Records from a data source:

•••

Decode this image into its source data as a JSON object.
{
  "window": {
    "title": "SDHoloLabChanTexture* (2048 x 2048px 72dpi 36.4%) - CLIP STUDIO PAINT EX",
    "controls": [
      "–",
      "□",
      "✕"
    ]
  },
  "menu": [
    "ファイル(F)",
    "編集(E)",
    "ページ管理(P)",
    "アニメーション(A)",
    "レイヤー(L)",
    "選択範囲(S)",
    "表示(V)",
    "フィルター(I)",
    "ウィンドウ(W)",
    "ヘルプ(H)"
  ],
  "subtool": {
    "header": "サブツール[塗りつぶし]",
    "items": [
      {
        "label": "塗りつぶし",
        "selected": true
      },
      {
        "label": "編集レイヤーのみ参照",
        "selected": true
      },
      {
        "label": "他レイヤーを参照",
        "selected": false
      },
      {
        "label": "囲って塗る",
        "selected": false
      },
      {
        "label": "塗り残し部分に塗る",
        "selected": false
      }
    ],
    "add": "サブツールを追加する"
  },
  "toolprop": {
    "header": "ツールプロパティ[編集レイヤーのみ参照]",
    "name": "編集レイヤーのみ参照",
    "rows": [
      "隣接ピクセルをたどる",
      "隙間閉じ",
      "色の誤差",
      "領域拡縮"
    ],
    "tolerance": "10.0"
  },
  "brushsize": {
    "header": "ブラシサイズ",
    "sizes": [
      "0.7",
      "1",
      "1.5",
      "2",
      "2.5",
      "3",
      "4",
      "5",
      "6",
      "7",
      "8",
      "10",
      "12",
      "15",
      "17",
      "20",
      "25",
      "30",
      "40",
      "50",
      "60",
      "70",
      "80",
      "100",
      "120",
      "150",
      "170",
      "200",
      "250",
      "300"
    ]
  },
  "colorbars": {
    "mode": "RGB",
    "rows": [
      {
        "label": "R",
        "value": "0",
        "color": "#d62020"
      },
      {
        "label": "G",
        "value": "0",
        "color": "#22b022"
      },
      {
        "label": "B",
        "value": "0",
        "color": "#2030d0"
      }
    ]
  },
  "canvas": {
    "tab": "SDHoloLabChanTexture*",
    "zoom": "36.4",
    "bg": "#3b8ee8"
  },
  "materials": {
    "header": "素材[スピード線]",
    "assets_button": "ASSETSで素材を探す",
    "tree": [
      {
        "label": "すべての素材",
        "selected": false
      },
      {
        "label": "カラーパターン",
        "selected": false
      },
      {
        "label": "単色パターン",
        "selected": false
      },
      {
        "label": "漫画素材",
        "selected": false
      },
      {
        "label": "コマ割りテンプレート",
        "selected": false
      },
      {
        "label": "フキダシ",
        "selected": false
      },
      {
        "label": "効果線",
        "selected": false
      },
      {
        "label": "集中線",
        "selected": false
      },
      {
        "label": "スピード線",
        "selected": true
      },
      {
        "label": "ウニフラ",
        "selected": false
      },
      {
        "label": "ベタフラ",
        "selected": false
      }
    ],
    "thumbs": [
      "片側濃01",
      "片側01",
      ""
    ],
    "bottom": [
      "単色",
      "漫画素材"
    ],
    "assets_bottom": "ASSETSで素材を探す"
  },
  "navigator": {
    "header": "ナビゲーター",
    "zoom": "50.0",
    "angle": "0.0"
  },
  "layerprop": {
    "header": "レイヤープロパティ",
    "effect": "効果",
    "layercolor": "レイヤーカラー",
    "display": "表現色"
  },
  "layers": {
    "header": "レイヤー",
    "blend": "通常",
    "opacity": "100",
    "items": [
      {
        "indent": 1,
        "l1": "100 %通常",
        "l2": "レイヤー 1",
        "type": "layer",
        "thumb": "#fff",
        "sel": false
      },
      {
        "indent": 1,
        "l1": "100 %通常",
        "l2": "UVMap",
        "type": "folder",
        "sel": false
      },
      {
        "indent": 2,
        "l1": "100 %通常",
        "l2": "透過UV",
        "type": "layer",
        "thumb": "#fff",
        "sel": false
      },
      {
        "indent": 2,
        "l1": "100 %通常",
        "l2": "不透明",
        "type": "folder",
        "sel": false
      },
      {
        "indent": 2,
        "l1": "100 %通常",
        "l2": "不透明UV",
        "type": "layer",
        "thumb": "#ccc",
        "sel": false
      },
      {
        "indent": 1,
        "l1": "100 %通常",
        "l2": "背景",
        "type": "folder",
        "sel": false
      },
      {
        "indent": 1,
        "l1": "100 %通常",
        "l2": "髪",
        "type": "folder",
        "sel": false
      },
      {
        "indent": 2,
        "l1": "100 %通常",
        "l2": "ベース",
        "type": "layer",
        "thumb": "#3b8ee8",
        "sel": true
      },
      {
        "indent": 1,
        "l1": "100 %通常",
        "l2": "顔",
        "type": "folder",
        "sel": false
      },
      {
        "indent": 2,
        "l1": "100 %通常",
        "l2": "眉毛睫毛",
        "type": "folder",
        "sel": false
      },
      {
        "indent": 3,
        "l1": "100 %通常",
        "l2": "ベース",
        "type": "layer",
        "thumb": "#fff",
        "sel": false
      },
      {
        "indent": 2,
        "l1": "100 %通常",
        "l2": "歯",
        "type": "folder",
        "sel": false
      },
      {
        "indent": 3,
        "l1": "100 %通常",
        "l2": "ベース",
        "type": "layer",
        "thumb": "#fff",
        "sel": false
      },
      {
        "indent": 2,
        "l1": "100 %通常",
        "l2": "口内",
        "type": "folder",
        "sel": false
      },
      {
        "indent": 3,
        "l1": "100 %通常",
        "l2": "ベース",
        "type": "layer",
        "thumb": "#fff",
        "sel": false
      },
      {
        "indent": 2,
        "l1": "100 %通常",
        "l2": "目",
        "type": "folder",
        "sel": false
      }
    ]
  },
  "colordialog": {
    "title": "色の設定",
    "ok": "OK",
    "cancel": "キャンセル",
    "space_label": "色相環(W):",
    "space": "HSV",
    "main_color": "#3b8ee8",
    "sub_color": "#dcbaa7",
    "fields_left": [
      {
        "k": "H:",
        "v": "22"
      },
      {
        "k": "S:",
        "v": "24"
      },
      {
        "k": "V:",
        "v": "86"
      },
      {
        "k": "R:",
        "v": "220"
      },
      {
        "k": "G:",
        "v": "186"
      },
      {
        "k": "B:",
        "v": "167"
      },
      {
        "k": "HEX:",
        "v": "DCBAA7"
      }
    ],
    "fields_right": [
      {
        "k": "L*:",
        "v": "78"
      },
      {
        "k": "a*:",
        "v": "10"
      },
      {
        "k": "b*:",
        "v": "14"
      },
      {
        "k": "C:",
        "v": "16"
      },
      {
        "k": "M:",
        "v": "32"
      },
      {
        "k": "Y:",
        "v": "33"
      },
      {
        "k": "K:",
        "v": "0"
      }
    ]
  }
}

•••

[EXERCISE PROMPT] Pick out every line of the listing containing the word "title", and show those lines.

[RESULT FOR THIS TASK]
    "title": "SDHoloLabChanTexture* (2048 x 2048px 72dpi 36.4%) - CLIP STUDIO PAINT EX",
    "title": "色の設定",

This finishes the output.